- **TASK TO COMPLETE**: Skip the images and copy each record exactly as written.
--- Start of INPUT MATERIAL ---
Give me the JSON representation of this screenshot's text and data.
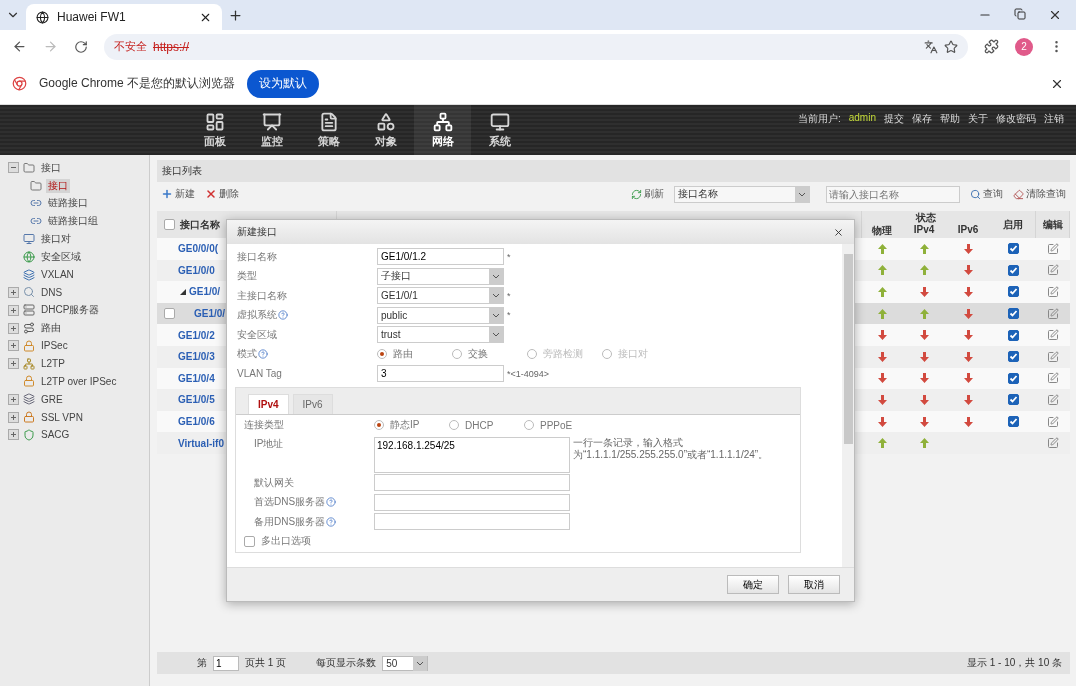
{
  "browser": {
    "tab_title": "Huawei FW1",
    "security_label": "不安全",
    "url": "https://",
    "profile_badge": "2"
  },
  "infobar": {
    "message": "Google Chrome 不是您的默认浏览器",
    "button": "设为默认"
  },
  "nav": [
    {
      "label": "面板",
      "selected": false
    },
    {
      "label": "监控",
      "selected": false
    },
    {
      "label": "策略",
      "selected": false
    },
    {
      "label": "对象",
      "selected": false
    },
    {
      "label": "网络",
      "selected": true
    },
    {
      "label": "系统",
      "selected": false
    }
  ],
  "user_bar": {
    "user_label": "当前用户:",
    "user": "admin",
    "links": [
      "提交",
      "保存",
      "帮助",
      "关于",
      "修改密码",
      "注销"
    ]
  },
  "sidebar": {
    "items": [
      {
        "label": "接口",
        "expanded": true,
        "selected": false,
        "children": [
          {
            "label": "接口",
            "selected": true
          },
          {
            "label": "链路接口",
            "selected": false
          },
          {
            "label": "链路接口组",
            "selected": false
          }
        ]
      },
      {
        "label": "接口对",
        "selected": false
      },
      {
        "label": "安全区域",
        "selected": false
      },
      {
        "label": "VXLAN",
        "selected": false
      },
      {
        "label": "DNS",
        "expanded": false,
        "selected": false
      },
      {
        "label": "DHCP服务器",
        "expanded": false,
        "selected": false
      },
      {
        "label": "路由",
        "expanded": false,
        "selected": false
      },
      {
        "label": "IPSec",
        "expanded": false,
        "selected": false
      },
      {
        "label": "L2TP",
        "expanded": false,
        "selected": false
      },
      {
        "label": "L2TP over IPSec",
        "selected": false
      },
      {
        "label": "GRE",
        "expanded": false,
        "selected": false
      },
      {
        "label": "SSL VPN",
        "expanded": false,
        "selected": false
      },
      {
        "label": "SACG",
        "expanded": false,
        "selected": false
      }
    ]
  },
  "panel": {
    "title": "接口列表",
    "toolbar": [
      "新建",
      "删除"
    ],
    "filter": {
      "refresh": "刷新",
      "field": "接口名称",
      "placeholder": "请输入接口名称",
      "search": "查询",
      "clear": "清除查询"
    },
    "table": {
      "select_all_checked": false,
      "columns": {
        "name": "接口名称",
        "status": "状态",
        "physical": "物理",
        "ipv4": "IPv4",
        "ipv6": "IPv6",
        "enabled": "启用",
        "edit": "编辑"
      },
      "rows": [
        {
          "name": "GE0/0/0(",
          "physical_up": true,
          "ipv4_up": true,
          "ipv6_up": false,
          "enabled": true,
          "selected": false
        },
        {
          "name": "GE1/0/0",
          "physical_up": true,
          "ipv4_up": true,
          "ipv6_up": false,
          "enabled": true,
          "selected": false
        },
        {
          "name": "GE1/0/",
          "expanded": true,
          "physical_up": true,
          "ipv4_up": false,
          "ipv6_up": false,
          "enabled": true,
          "selected": false,
          "children": [
            {
              "name": "GE1/0/",
              "physical_up": true,
              "ipv4_up": true,
              "ipv6_up": false,
              "enabled": true,
              "selected": true
            }
          ]
        },
        {
          "name": "GE1/0/2",
          "physical_up": false,
          "ipv4_up": false,
          "ipv6_up": false,
          "enabled": true,
          "selected": false
        },
        {
          "name": "GE1/0/3",
          "physical_up": false,
          "ipv4_up": false,
          "ipv6_up": false,
          "enabled": true,
          "selected": false
        },
        {
          "name": "GE1/0/4",
          "physical_up": false,
          "ipv4_up": false,
          "ipv6_up": false,
          "enabled": true,
          "selected": false
        },
        {
          "name": "GE1/0/5",
          "physical_up": false,
          "ipv4_up": false,
          "ipv6_up": false,
          "enabled": true,
          "selected": false
        },
        {
          "name": "GE1/0/6",
          "physical_up": false,
          "ipv4_up": false,
          "ipv6_up": false,
          "enabled": true,
          "selected": false
        },
        {
          "name": "Virtual-if0",
          "physical_up": true,
          "ipv4_up": true,
          "selected": false
        }
      ]
    },
    "pager": {
      "page_label": "第",
      "page": "1",
      "page_total": "页共 1 页",
      "per_page_label": "每页显示条数",
      "per_page": "50",
      "summary": "显示 1 - 10，共 10 条"
    }
  },
  "dialog": {
    "title": "新建接口",
    "fields": [
      {
        "kind": "text",
        "label": "接口名称",
        "value": "GE1/0/1.2",
        "note": "*"
      },
      {
        "kind": "select",
        "label": "类型",
        "value": "子接口"
      },
      {
        "kind": "select",
        "label": "主接口名称",
        "value": "GE1/0/1",
        "note": "*"
      },
      {
        "kind": "select",
        "label": "虚拟系统",
        "help": true,
        "value": "public",
        "note": "*"
      },
      {
        "kind": "select",
        "label": "安全区域",
        "value": "trust"
      },
      {
        "kind": "radio",
        "label": "模式",
        "help": true,
        "options": [
          {
            "label": "路由",
            "selected": true,
            "disabled": false
          },
          {
            "label": "交换",
            "selected": false,
            "disabled": false
          },
          {
            "label": "旁路检测",
            "selected": false,
            "disabled": true
          },
          {
            "label": "接口对",
            "selected": false,
            "disabled": true
          }
        ]
      },
      {
        "kind": "text",
        "label": "VLAN Tag",
        "value": "3",
        "note": "*<1-4094>"
      }
    ],
    "tabs": [
      {
        "label": "IPv4",
        "selected": true
      },
      {
        "label": "IPv6",
        "selected": false
      }
    ],
    "ipv4_fields": [
      {
        "kind": "radio",
        "label": "连接类型",
        "options": [
          {
            "label": "静态IP",
            "selected": true,
            "disabled": false
          },
          {
            "label": "DHCP",
            "selected": false,
            "disabled": false
          },
          {
            "label": "PPPoE",
            "selected": false,
            "disabled": false
          }
        ]
      },
      {
        "kind": "textarea",
        "label": "IP地址",
        "value": "192.168.1.254/25",
        "note": "一行一条记录，输入格式为“1.1.1.1/255.255.255.0”或者“1.1.1.1/24”。"
      },
      {
        "kind": "text",
        "label": "默认网关"
      },
      {
        "kind": "text",
        "label": "首选DNS服务器",
        "help": true
      },
      {
        "kind": "text",
        "label": "备用DNS服务器",
        "help": true
      },
      {
        "kind": "checkbox",
        "label": "多出口选项",
        "checked": false
      }
    ],
    "buttons": [
      "确定",
      "取消"
    ]
  }
}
--- End of INPUT MATERIAL ---
- **REPLY**:
Give me the JSON representation of this screenshot's text and data.
{
  "browser": {
    "tab_title": "Huawei FW1",
    "security_label": "不安全",
    "url": "https://",
    "profile_badge": "2"
  },
  "infobar": {
    "message": "Google Chrome 不是您的默认浏览器",
    "button": "设为默认"
  },
  "nav": [
    {
      "label": "面板",
      "selected": false
    },
    {
      "label": "监控",
      "selected": false
    },
    {
      "label": "策略",
      "selected": false
    },
    {
      "label": "对象",
      "selected": false
    },
    {
      "label": "网络",
      "selected": true
    },
    {
      "label": "系统",
      "selected": false
    }
  ],
  "user_bar": {
    "user_label": "当前用户:",
    "user": "admin",
    "links": [
      "提交",
      "保存",
      "帮助",
      "关于",
      "修改密码",
      "注销"
    ]
  },
  "sidebar": {
    "items": [
      {
        "label": "接口",
        "expanded": true,
        "selected": false,
        "children": [
          {
            "label": "接口",
            "selected": true
          },
          {
            "label": "链路接口",
            "selected": false
          },
          {
            "label": "链路接口组",
            "selected": false
          }
        ]
      },
      {
        "label": "接口对",
        "selected": false
      },
      {
        "label": "安全区域",
        "selected": false
      },
      {
        "label": "VXLAN",
        "selected": false
      },
      {
        "label": "DNS",
        "expanded": false,
        "selected": false
      },
      {
        "label": "DHCP服务器",
        "expanded": false,
        "selected": false
      },
      {
        "label": "路由",
        "expanded": false,
        "selected": false
      },
      {
        "label": "IPSec",
        "expanded": false,
        "selected": false
      },
      {
        "label": "L2TP",
        "expanded": false,
        "selected": false
      },
      {
        "label": "L2TP over IPSec",
        "selected": false
      },
      {
        "label": "GRE",
        "expanded": false,
        "selected": false
      },
      {
        "label": "SSL VPN",
        "expanded": false,
        "selected": false
      },
      {
        "label": "SACG",
        "expanded": false,
        "selected": false
      }
    ]
  },
  "panel": {
    "title": "接口列表",
    "toolbar": [
      "新建",
      "删除"
    ],
    "filter": {
      "refresh": "刷新",
      "field": "接口名称",
      "placeholder": "请输入接口名称",
      "search": "查询",
      "clear": "清除查询"
    },
    "table": {
      "select_all_checked": false,
      "columns": {
        "name": "接口名称",
        "status": "状态",
        "physical": "物理",
        "ipv4": "IPv4",
        "ipv6": "IPv6",
        "enabled": "启用",
        "edit": "编辑"
      },
      "rows": [
        {
          "name": "GE0/0/0(",
          "physical_up": true,
          "ipv4_up": true,
          "ipv6_up": false,
          "enabled": true,
          "selected": false
        },
        {
          "name": "GE1/0/0",
          "physical_up": true,
          "ipv4_up": true,
          "ipv6_up": false,
          "enabled": true,
          "selected": false
        },
        {
          "name": "GE1/0/",
          "expanded": true,
          "physical_up": true,
          "ipv4_up": false,
          "ipv6_up": false,
          "enabled": true,
          "selected": false,
          "children": [
            {
              "name": "GE1/0/",
              "physical_up": true,
              "ipv4_up": true,
              "ipv6_up": false,
              "enabled": true,
              "selected": true
            }
          ]
        },
        {
          "name": "GE1/0/2",
          "physical_up": false,
          "ipv4_up": false,
          "ipv6_up": false,
          "enabled": true,
          "selected": false
        },
        {
          "name": "GE1/0/3",
          "physical_up": false,
          "ipv4_up": false,
          "ipv6_up": false,
          "enabled": true,
          "selected": false
        },
        {
          "name": "GE1/0/4",
          "physical_up": false,
          "ipv4_up": false,
          "ipv6_up": false,
          "enabled": true,
          "selected": false
        },
        {
          "name": "GE1/0/5",
          "physical_up": false,
          "ipv4_up": false,
          "ipv6_up": false,
          "enabled": true,
          "selected": false
        },
        {
          "name": "GE1/0/6",
          "physical_up": false,
          "ipv4_up": false,
          "ipv6_up": false,
          "enabled": true,
          "selected": false
        },
        {
          "name": "Virtual-if0",
          "physical_up": true,
          "ipv4_up": true,
          "selected": false
        }
      ]
    },
    "pager": {
      "page_label": "第",
      "page": "1",
      "page_total": "页共 1 页",
      "per_page_label": "每页显示条数",
      "per_page": "50",
      "summary": "显示 1 - 10，共 10 条"
    }
  },
  "dialog": {
    "title": "新建接口",
    "fields": [
      {
        "kind": "text",
        "label": "接口名称",
        "value": "GE1/0/1.2",
        "note": "*"
      },
      {
        "kind": "select",
        "label": "类型",
        "value": "子接口"
      },
      {
        "kind": "select",
        "label": "主接口名称",
        "value": "GE1/0/1",
        "note": "*"
      },
      {
        "kind": "select",
        "label": "虚拟系统",
        "help": true,
        "value": "public",
        "note": "*"
      },
      {
        "kind": "select",
        "label": "安全区域",
        "value": "trust"
      },
      {
        "kind": "radio",
        "label": "模式",
        "help": true,
        "options": [
          {
            "label": "路由",
            "selected": true,
            "disabled": false
          },
          {
            "label": "交换",
            "selected": false,
            "disabled": false
          },
          {
            "label": "旁路检测",
            "selected": false,
            "disabled": true
          },
          {
            "label": "接口对",
            "selected": false,
            "disabled": true
          }
        ]
      },
      {
        "kind": "text",
        "label": "VLAN Tag",
        "value": "3",
        "note": "*<1-4094>"
      }
    ],
    "tabs": [
      {
        "label": "IPv4",
        "selected": true
      },
      {
        "label": "IPv6",
        "selected": false
      }
    ],
    "ipv4_fields": [
      {
        "kind": "radio",
        "label": "连接类型",
        "options": [
          {
            "label": "静态IP",
            "selected": true,
            "disabled": false
          },
          {
            "label": "DHCP",
            "selected": false,
            "disabled": false
          },
          {
            "label": "PPPoE",
            "selected": false,
            "disabled": false
          }
        ]
      },
      {
        "kind": "textarea",
        "label": "IP地址",
        "value": "192.168.1.254/25",
        "note": "一行一条记录，输入格式为“1.1.1.1/255.255.255.0”或者“1.1.1.1/24”。"
      },
      {
        "kind": "text",
        "label": "默认网关"
      },
      {
        "kind": "text",
        "label": "首选DNS服务器",
        "help": true
      },
      {
        "kind": "text",
        "label": "备用DNS服务器",
        "help": true
      },
      {
        "kind": "checkbox",
        "label": "多出口选项",
        "checked": false
      }
    ],
    "buttons": [
      "确定",
      "取消"
    ]
  }
}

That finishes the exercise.